# Written problem
Would you output the lines from the one with "Give me the" through the last line of the material below, exactly, but without pictures?
-- start of Task data --
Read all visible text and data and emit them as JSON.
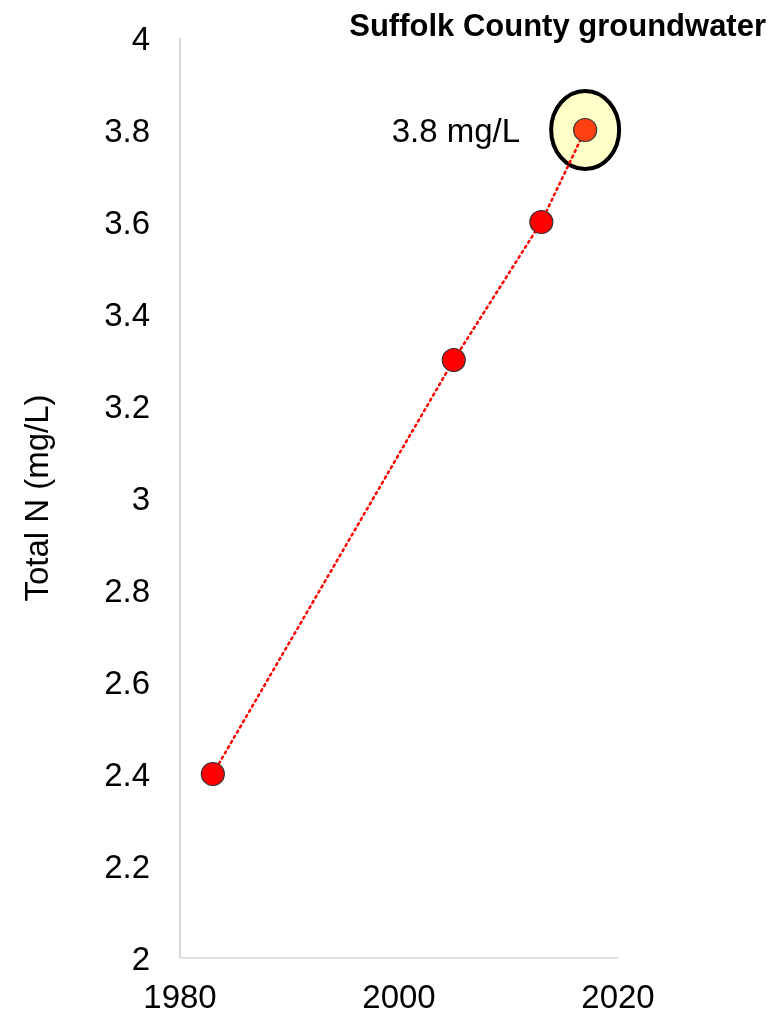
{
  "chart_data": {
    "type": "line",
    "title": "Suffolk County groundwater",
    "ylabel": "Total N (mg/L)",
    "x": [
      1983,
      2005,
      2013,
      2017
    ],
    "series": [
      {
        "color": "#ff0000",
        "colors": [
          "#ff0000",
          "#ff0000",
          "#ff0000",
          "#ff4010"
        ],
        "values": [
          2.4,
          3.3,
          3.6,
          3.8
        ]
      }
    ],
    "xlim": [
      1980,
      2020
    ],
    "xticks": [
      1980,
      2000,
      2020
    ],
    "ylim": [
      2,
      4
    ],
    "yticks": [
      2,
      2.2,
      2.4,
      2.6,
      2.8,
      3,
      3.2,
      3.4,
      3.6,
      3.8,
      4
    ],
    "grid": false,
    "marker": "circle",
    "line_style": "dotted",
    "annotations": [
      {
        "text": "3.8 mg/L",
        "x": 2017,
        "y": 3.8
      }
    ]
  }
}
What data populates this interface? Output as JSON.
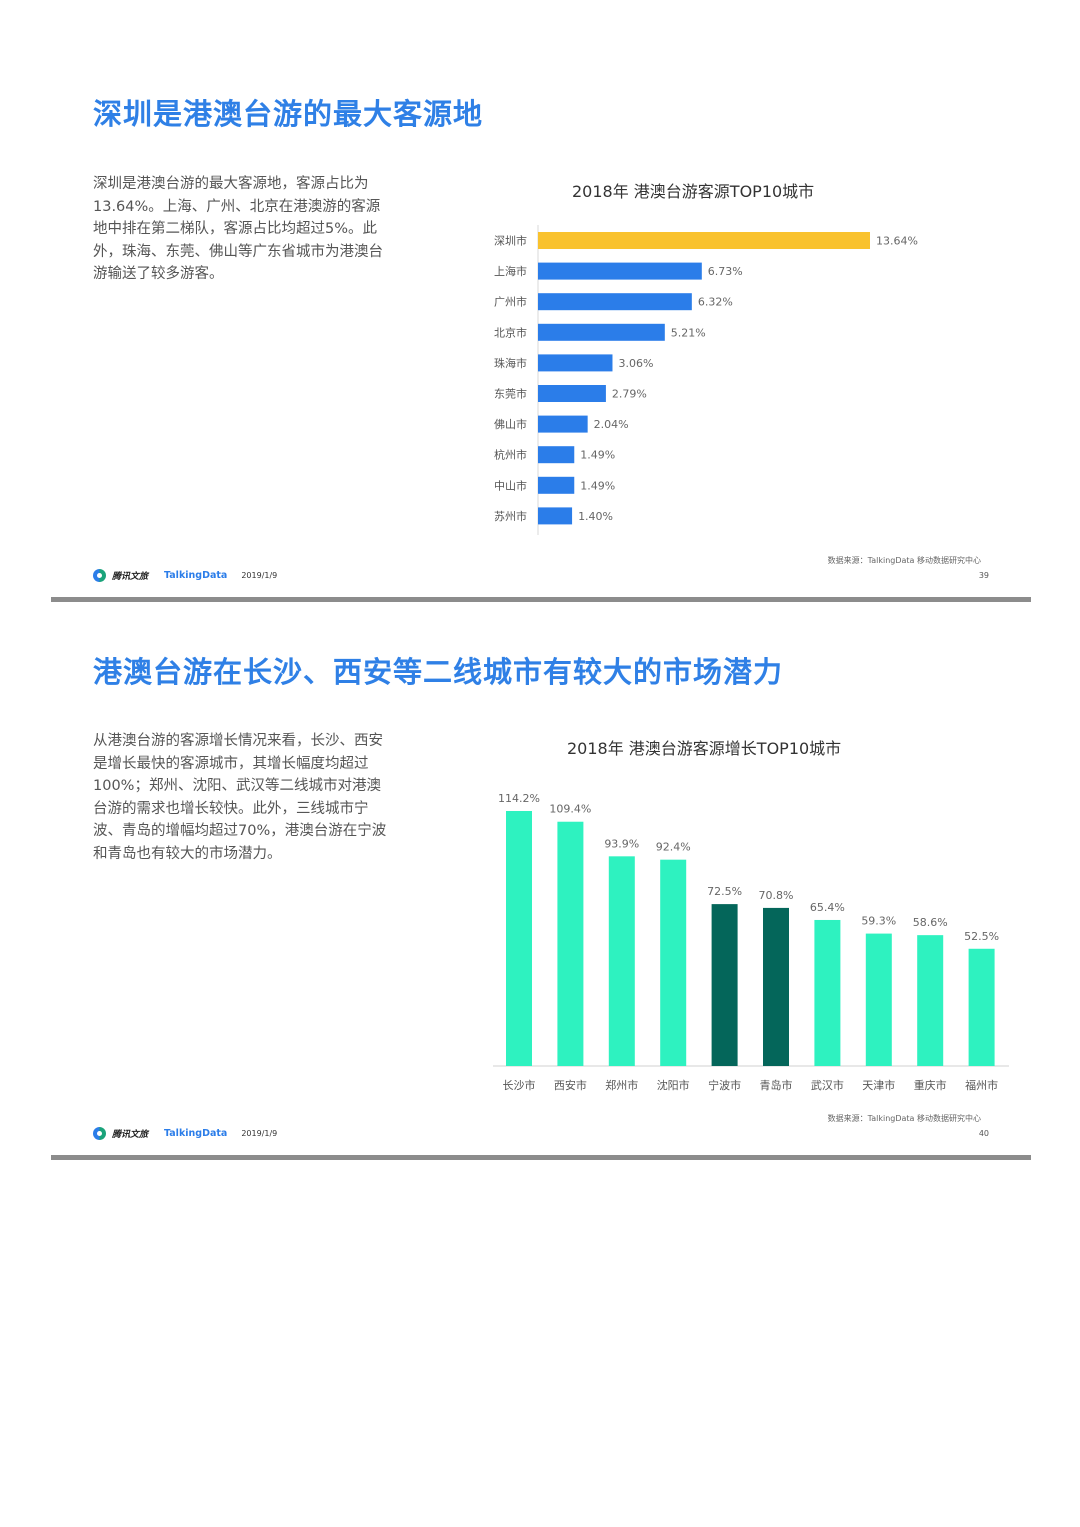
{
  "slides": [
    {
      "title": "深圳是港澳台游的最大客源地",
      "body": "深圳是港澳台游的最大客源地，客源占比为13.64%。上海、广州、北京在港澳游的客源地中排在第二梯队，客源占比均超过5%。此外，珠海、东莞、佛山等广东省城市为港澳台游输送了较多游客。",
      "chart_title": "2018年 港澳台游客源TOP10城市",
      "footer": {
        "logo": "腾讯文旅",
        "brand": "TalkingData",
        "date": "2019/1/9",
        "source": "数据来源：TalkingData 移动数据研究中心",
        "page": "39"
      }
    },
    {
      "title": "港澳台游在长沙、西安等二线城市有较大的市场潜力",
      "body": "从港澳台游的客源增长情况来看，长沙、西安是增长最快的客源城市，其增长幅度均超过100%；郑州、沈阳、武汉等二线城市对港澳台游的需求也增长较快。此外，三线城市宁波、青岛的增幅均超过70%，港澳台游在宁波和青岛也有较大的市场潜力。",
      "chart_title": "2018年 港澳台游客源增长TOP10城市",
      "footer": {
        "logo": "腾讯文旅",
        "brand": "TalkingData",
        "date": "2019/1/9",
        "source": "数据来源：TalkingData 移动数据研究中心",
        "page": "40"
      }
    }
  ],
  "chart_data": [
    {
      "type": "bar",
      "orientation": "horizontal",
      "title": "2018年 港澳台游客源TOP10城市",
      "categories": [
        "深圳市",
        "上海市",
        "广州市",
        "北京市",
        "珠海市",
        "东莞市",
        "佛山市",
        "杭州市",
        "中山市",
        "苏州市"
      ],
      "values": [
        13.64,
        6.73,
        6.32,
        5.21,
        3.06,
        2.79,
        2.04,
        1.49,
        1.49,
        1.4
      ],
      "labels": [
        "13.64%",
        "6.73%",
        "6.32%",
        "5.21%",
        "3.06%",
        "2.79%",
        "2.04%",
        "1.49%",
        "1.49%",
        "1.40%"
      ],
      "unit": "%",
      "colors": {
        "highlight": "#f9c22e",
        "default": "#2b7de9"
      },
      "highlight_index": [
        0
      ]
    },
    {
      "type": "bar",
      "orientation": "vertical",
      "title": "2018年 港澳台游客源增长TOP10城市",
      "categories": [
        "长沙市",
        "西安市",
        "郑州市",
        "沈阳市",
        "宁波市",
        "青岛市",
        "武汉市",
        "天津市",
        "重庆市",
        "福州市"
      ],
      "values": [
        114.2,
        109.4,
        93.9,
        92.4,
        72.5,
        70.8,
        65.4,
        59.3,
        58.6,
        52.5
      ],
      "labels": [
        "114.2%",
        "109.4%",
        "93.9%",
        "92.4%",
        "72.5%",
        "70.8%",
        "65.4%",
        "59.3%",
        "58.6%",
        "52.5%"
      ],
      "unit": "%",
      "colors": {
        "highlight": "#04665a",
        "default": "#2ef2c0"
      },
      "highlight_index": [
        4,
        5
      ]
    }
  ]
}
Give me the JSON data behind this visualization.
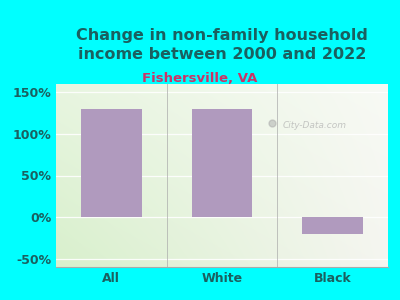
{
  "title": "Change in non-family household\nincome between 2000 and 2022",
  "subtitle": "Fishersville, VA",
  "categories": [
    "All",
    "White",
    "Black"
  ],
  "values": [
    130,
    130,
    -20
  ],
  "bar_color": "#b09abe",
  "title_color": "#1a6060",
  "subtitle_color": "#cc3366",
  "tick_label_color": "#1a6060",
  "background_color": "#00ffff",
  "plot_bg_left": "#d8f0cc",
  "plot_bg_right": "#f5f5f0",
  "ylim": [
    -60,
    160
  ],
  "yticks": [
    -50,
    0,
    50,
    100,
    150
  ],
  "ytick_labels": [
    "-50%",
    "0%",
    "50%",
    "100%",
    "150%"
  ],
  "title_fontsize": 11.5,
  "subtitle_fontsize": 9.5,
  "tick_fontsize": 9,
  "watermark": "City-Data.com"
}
-- end of Task data --
# Exercise response
Give me the JSON data behind this visualization.
{
  "title": "Change in non-family household\nincome between 2000 and 2022",
  "subtitle": "Fishersville, VA",
  "categories": [
    "All",
    "White",
    "Black"
  ],
  "values": [
    130,
    130,
    -20
  ],
  "bar_color": "#b09abe",
  "title_color": "#1a6060",
  "subtitle_color": "#cc3366",
  "tick_label_color": "#1a6060",
  "background_color": "#00ffff",
  "plot_bg_left": "#d8f0cc",
  "plot_bg_right": "#f5f5f0",
  "ylim": [
    -60,
    160
  ],
  "yticks": [
    -50,
    0,
    50,
    100,
    150
  ],
  "ytick_labels": [
    "-50%",
    "0%",
    "50%",
    "100%",
    "150%"
  ],
  "title_fontsize": 11.5,
  "subtitle_fontsize": 9.5,
  "tick_fontsize": 9,
  "watermark": "City-Data.com"
}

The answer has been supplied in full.